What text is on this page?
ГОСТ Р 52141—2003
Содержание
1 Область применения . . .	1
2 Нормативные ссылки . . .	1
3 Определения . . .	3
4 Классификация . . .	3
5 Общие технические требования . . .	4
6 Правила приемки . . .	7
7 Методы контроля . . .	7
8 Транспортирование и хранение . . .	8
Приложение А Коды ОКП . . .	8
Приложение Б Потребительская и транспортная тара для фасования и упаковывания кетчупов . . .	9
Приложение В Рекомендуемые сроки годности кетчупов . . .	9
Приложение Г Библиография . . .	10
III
==================================================
• [The problem]
Pull out each line of the records holding the string "Приложение".

• [Final answer]
Приложение А Коды ОКП . . .	8
Приложение Б Потребительская и транспортная тара для фасования и упаковывания кетчупов . . .	9
Приложение В Рекомендуемые сроки годности кетчупов . . .	9
Приложение Г Библиография . . .	10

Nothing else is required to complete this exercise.